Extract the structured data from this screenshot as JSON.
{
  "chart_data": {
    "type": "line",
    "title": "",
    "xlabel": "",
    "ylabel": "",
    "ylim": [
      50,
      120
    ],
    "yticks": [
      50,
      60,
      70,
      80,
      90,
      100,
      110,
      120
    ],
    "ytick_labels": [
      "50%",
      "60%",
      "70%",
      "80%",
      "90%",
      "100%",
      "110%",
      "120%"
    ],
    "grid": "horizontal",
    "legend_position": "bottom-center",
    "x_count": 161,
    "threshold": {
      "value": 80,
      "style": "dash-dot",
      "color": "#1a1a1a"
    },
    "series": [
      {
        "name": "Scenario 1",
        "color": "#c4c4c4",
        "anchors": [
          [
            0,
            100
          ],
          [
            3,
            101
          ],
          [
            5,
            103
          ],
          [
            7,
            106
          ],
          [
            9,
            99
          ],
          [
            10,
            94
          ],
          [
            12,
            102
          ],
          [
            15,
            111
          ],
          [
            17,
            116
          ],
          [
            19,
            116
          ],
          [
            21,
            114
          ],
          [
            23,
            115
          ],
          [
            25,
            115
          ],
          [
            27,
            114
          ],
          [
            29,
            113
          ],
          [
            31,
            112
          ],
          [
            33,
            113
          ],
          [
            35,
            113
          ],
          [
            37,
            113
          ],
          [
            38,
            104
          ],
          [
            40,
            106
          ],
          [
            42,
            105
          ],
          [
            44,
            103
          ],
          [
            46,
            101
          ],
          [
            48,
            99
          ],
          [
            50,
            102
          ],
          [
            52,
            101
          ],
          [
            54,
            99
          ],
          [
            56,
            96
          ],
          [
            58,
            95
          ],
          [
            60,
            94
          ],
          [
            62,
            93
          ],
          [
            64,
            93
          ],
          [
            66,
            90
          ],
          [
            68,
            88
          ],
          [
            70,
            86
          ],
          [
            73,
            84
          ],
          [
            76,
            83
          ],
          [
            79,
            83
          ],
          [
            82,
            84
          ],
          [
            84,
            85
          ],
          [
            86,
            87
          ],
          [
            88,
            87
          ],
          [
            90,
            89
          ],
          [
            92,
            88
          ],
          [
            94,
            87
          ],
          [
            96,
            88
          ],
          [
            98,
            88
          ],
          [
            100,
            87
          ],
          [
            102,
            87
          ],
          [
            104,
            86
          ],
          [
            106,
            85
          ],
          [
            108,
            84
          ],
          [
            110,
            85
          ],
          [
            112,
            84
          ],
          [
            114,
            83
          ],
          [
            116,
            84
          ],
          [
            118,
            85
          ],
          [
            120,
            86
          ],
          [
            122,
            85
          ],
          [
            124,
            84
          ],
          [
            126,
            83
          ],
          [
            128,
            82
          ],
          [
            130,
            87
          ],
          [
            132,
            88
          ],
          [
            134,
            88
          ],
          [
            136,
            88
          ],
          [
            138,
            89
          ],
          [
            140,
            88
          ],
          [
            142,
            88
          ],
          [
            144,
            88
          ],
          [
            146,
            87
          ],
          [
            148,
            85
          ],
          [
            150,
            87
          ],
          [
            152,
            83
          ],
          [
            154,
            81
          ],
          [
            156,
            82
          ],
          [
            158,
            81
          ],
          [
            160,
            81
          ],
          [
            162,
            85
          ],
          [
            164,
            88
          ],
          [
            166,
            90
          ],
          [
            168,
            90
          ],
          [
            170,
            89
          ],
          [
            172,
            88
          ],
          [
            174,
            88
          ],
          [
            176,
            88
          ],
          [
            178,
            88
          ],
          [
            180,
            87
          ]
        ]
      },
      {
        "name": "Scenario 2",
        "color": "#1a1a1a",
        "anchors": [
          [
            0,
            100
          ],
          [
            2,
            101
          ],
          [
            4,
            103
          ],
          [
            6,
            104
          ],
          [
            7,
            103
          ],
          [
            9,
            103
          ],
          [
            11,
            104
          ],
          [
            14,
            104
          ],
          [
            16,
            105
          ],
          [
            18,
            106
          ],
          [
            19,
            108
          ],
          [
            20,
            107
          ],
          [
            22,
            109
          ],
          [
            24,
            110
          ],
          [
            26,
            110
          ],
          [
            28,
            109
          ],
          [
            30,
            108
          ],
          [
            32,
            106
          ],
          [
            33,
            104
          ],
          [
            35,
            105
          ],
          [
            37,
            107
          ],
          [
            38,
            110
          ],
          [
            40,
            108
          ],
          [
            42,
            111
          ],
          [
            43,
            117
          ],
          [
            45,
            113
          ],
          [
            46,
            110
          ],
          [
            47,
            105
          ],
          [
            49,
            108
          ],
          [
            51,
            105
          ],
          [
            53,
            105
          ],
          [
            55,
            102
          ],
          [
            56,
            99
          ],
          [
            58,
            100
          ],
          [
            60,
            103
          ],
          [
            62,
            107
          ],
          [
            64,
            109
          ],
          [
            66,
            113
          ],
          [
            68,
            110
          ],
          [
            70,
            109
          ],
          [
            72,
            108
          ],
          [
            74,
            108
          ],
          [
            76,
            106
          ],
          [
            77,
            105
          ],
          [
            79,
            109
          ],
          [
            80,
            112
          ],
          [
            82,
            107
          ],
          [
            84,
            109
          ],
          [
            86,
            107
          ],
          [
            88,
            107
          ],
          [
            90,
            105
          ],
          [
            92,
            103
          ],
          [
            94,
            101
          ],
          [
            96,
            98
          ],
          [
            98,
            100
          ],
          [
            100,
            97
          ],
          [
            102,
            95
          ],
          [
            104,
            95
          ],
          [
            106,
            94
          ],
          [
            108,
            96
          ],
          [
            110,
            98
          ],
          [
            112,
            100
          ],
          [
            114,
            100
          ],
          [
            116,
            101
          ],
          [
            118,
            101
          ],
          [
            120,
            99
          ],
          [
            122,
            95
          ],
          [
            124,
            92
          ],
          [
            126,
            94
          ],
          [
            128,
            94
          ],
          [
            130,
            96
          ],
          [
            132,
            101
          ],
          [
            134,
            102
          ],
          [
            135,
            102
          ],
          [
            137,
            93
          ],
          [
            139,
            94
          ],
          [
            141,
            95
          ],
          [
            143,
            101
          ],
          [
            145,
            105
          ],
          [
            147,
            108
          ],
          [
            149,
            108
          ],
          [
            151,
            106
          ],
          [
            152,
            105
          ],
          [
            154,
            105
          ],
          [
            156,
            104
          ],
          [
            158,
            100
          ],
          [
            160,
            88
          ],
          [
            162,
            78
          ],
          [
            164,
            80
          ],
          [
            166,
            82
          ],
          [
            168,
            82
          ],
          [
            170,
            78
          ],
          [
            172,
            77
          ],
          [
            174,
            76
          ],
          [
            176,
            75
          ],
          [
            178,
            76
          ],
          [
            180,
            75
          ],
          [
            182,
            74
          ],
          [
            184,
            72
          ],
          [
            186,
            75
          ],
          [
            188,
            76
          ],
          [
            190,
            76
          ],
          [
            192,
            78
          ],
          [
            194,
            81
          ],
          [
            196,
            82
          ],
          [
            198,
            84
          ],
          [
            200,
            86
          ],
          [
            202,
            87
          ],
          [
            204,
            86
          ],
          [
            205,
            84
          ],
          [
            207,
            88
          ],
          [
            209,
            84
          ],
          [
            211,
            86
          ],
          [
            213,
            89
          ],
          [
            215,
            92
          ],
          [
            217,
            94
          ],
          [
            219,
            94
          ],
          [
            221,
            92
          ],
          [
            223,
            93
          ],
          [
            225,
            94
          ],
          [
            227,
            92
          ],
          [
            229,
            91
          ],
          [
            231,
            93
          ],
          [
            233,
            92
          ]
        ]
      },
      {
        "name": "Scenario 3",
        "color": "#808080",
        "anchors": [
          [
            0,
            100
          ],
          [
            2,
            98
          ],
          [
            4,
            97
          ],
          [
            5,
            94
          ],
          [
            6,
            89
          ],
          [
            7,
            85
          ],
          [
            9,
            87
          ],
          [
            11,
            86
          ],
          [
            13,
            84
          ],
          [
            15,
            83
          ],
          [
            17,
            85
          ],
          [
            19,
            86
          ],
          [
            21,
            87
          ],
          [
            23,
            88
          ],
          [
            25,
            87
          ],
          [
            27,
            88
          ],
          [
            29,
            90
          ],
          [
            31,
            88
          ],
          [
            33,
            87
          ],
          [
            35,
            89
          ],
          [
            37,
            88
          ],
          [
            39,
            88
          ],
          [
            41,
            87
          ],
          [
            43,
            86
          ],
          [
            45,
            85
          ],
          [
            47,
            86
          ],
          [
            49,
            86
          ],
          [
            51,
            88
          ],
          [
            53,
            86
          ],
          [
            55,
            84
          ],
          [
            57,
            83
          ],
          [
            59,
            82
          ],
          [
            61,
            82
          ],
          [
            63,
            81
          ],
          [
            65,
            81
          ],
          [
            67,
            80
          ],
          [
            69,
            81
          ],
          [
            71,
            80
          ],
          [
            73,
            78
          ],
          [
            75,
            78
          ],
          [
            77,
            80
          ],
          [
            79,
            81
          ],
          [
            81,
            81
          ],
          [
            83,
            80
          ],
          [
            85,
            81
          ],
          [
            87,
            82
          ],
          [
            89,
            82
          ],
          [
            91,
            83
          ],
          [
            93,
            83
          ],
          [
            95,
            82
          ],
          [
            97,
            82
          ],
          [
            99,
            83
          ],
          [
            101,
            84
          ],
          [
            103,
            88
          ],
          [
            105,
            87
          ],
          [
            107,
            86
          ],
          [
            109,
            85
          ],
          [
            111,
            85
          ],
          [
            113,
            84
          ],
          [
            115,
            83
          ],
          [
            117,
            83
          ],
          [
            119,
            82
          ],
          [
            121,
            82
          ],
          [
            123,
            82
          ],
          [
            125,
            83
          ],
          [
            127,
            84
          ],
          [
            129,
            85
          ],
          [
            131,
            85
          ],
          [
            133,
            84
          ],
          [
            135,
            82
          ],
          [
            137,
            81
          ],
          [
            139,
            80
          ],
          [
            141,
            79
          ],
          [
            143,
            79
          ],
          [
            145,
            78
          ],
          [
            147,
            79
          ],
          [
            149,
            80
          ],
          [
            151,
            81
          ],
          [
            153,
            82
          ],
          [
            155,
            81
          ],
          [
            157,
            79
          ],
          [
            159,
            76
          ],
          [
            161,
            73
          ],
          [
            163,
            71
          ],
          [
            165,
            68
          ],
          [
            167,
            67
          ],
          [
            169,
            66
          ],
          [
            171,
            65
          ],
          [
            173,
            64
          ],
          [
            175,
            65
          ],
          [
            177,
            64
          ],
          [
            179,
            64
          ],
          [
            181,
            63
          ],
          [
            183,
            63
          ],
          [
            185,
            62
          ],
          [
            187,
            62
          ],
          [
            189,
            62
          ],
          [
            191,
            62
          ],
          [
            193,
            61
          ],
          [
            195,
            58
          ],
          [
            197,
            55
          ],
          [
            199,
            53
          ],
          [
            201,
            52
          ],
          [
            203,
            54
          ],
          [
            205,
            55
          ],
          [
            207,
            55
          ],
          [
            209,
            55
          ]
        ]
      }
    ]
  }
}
============================================================
The task: Using the material above, work out how many lines contain the string "Scenario". Give that number alone.

Task answer: 3